■ Task ■
In the material below, find every line with "стороны" and pull it out.

----

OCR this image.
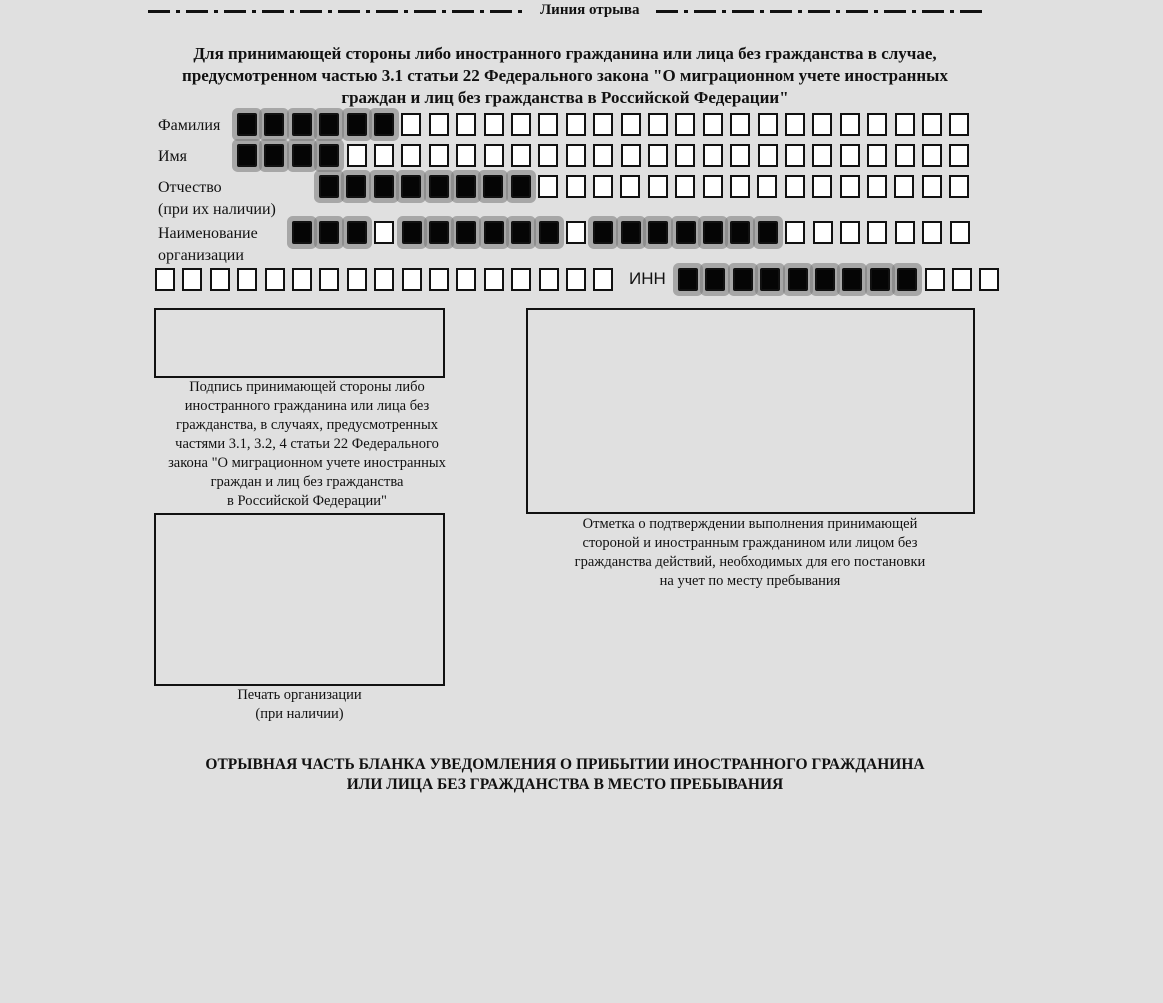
Линия отрыва
Для принимающей стороны либо иностранного гражданина или лица без гражданства в случае, предусмотренном частью 3.1 статьи 22 Федерального закона "О миграционном учете иностранных граждан и лиц без гражданства в Российской Федерации"
Фамилия
Имя
Отчество
(при их наличии)
Наименование
организации
ИНН
Подпись принимающей стороны либо
иностранного гражданина или лица без
гражданства, в случаях, предусмотренных
частями 3.1, 3.2, 4 статьи 22 Федерального
закона "О миграционном учете иностранных
граждан и лиц без гражданства
в Российской Федерации"
Отметка о подтверждении выполнения принимающей
стороной и иностранным гражданином или лицом без
гражданства действий, необходимых для его постановки
на учет по месту пребывания
Печать организации
(при наличии)
ОТРЫВНАЯ ЧАСТЬ БЛАНКА УВЕДОМЛЕНИЯ О ПРИБЫТИИ ИНОСТРАННОГО ГРАЖДАНИНА
ИЛИ ЛИЦА БЕЗ ГРАЖДАНСТВА В МЕСТО ПРЕБЫВАНИЯ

----

■ Final answer ■
Для принимающей стороны либо иностранного гражданина или лица без гражданства в случае, предусмотренном частью 3.1 статьи 22 Федерального закона "О миграционном учете иностранных граждан и лиц без гражданства в Российской Федерации"
Подпись принимающей стороны либо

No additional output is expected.